▶ **What to work on**: Return, unchanged, the lines of the listing from its first line through the line containing "reply-connector <box>92 246 184 332</box>", both included.
[Start Data for the task]
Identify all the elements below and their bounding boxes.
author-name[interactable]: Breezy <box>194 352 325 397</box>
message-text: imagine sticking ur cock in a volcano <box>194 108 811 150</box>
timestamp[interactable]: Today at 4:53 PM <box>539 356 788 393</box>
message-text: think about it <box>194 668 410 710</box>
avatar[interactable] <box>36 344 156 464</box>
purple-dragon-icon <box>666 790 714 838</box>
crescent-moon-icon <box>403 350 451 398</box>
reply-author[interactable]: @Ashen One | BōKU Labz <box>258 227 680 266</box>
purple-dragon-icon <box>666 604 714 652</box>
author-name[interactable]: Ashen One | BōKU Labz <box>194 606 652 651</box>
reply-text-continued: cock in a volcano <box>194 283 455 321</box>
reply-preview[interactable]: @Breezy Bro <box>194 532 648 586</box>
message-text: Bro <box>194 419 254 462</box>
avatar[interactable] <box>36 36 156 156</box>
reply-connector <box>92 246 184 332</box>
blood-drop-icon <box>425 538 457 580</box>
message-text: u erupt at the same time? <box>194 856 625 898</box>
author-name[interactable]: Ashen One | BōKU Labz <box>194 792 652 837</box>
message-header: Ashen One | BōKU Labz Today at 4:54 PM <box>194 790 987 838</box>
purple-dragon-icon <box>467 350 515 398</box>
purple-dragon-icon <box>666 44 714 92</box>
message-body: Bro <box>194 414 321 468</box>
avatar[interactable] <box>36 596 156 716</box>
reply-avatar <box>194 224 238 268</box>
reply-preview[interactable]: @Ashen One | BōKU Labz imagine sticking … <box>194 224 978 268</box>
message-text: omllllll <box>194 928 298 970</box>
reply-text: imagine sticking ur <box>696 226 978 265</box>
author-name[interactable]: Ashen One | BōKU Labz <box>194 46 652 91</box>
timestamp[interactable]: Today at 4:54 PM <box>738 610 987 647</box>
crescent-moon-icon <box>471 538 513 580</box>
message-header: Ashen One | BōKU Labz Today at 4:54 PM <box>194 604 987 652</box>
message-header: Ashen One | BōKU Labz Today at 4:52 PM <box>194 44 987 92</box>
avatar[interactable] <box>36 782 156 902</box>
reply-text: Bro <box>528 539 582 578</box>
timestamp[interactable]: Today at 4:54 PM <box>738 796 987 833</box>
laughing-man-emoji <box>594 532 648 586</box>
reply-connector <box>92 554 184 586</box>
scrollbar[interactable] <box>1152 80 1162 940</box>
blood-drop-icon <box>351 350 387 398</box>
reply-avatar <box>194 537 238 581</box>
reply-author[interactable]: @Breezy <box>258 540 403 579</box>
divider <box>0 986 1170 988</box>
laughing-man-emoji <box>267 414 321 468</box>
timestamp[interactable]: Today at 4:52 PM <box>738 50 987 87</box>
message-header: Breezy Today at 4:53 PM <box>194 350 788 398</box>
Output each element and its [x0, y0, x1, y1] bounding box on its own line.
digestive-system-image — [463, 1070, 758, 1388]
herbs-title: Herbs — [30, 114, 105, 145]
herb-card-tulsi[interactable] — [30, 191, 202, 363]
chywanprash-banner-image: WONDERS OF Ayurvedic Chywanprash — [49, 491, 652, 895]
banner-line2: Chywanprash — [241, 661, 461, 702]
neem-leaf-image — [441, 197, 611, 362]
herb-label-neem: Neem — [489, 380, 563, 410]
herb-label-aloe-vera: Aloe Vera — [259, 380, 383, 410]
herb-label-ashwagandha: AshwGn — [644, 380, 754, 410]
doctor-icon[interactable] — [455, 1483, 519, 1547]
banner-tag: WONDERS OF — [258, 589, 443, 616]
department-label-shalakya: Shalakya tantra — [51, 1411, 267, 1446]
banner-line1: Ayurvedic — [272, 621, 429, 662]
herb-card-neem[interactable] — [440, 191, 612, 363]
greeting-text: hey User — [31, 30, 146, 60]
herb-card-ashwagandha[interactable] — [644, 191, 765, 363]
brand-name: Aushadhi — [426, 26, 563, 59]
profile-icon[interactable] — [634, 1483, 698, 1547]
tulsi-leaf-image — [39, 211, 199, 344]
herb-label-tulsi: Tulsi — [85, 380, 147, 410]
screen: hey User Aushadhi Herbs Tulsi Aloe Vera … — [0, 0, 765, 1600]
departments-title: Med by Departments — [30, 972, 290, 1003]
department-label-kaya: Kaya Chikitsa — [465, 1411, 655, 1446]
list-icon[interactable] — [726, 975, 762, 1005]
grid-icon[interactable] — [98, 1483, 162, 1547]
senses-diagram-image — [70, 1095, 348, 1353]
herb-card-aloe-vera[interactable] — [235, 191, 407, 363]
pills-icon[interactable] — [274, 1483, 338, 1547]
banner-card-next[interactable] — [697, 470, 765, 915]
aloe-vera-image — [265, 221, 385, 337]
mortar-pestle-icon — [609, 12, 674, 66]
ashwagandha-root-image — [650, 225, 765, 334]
[End Data for the task]
▶ **Exercise result**:
Identify all the elements below and their bounding boxes.
author-name[interactable]: Breezy <box>194 352 325 397</box>
message-text: imagine sticking ur cock in a volcano <box>194 108 811 150</box>
timestamp[interactable]: Today at 4:53 PM <box>539 356 788 393</box>
message-text: think about it <box>194 668 410 710</box>
avatar[interactable] <box>36 344 156 464</box>
purple-dragon-icon <box>666 790 714 838</box>
crescent-moon-icon <box>403 350 451 398</box>
reply-author[interactable]: @Ashen One | BōKU Labz <box>258 227 680 266</box>
purple-dragon-icon <box>666 604 714 652</box>
author-name[interactable]: Ashen One | BōKU Labz <box>194 606 652 651</box>
reply-text-continued: cock in a volcano <box>194 283 455 321</box>
reply-preview[interactable]: @Breezy Bro <box>194 532 648 586</box>
message-text: Bro <box>194 419 254 462</box>
avatar[interactable] <box>36 36 156 156</box>
reply-connector <box>92 246 184 332</box>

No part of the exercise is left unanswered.